- DIRECTIONS FOR THIS TASK
Look through the records below, count the lines with the word "Swirl", and reply with only the number.

- STORED ROWS
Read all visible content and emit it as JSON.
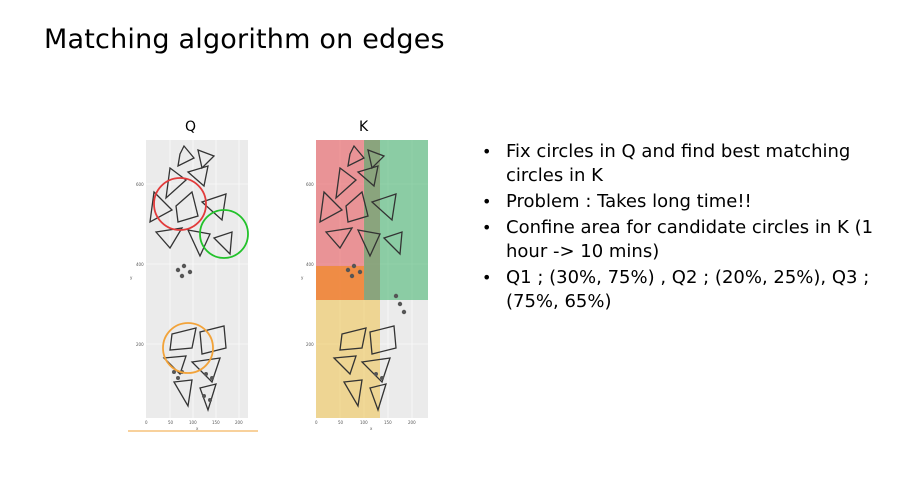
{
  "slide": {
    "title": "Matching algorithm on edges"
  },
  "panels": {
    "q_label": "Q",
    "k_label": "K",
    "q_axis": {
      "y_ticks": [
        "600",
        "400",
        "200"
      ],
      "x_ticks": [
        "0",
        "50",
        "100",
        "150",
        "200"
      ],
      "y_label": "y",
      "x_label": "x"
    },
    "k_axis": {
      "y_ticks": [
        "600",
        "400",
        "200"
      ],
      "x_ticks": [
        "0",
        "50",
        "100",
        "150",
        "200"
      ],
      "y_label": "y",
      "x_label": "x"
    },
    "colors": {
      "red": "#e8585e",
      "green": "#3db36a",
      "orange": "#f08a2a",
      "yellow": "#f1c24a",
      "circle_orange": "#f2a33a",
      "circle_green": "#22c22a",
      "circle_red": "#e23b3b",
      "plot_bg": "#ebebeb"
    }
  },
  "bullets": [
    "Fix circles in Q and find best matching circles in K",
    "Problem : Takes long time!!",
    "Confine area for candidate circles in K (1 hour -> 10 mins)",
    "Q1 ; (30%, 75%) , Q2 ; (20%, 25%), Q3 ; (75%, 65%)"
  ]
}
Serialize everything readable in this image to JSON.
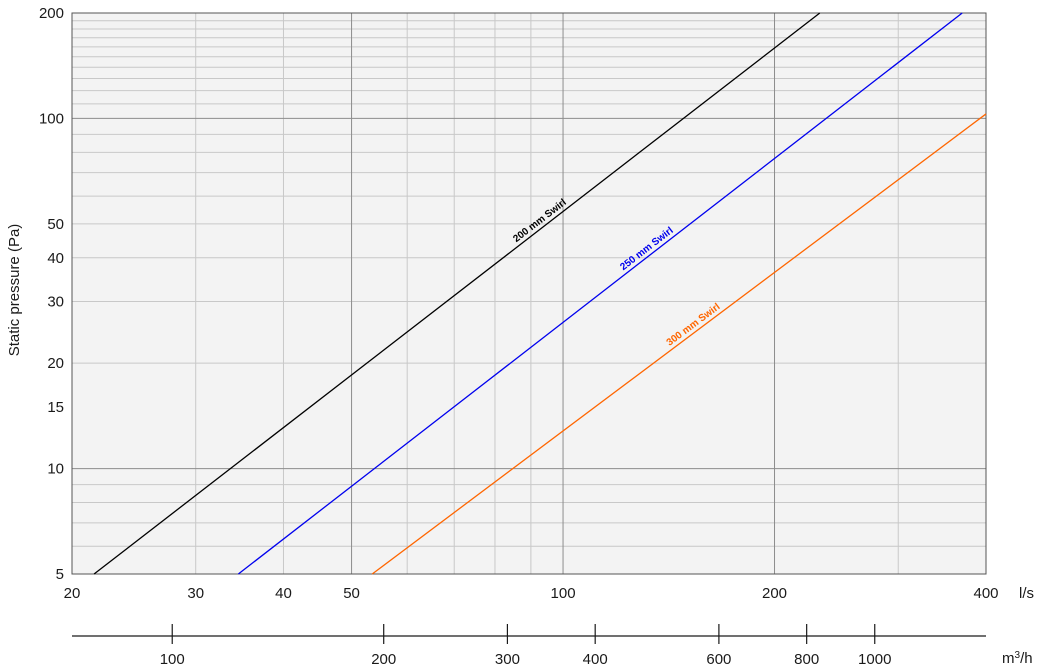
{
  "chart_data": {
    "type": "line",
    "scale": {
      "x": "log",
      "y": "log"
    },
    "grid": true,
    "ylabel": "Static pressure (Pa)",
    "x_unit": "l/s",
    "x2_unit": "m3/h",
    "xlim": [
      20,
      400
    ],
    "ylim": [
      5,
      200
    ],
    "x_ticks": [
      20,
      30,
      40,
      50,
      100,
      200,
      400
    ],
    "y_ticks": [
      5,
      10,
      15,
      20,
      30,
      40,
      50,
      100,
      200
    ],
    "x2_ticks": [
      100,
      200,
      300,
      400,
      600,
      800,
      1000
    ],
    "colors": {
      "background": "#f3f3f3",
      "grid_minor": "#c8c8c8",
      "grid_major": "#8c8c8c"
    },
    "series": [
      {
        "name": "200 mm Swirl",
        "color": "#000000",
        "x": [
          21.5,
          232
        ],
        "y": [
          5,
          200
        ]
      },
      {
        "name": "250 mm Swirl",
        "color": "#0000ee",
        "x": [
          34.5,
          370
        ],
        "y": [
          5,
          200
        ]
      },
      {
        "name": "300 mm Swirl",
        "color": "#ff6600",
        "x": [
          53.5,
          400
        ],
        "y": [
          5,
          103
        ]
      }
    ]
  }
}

- SOLUTION FOR THIS TASK
3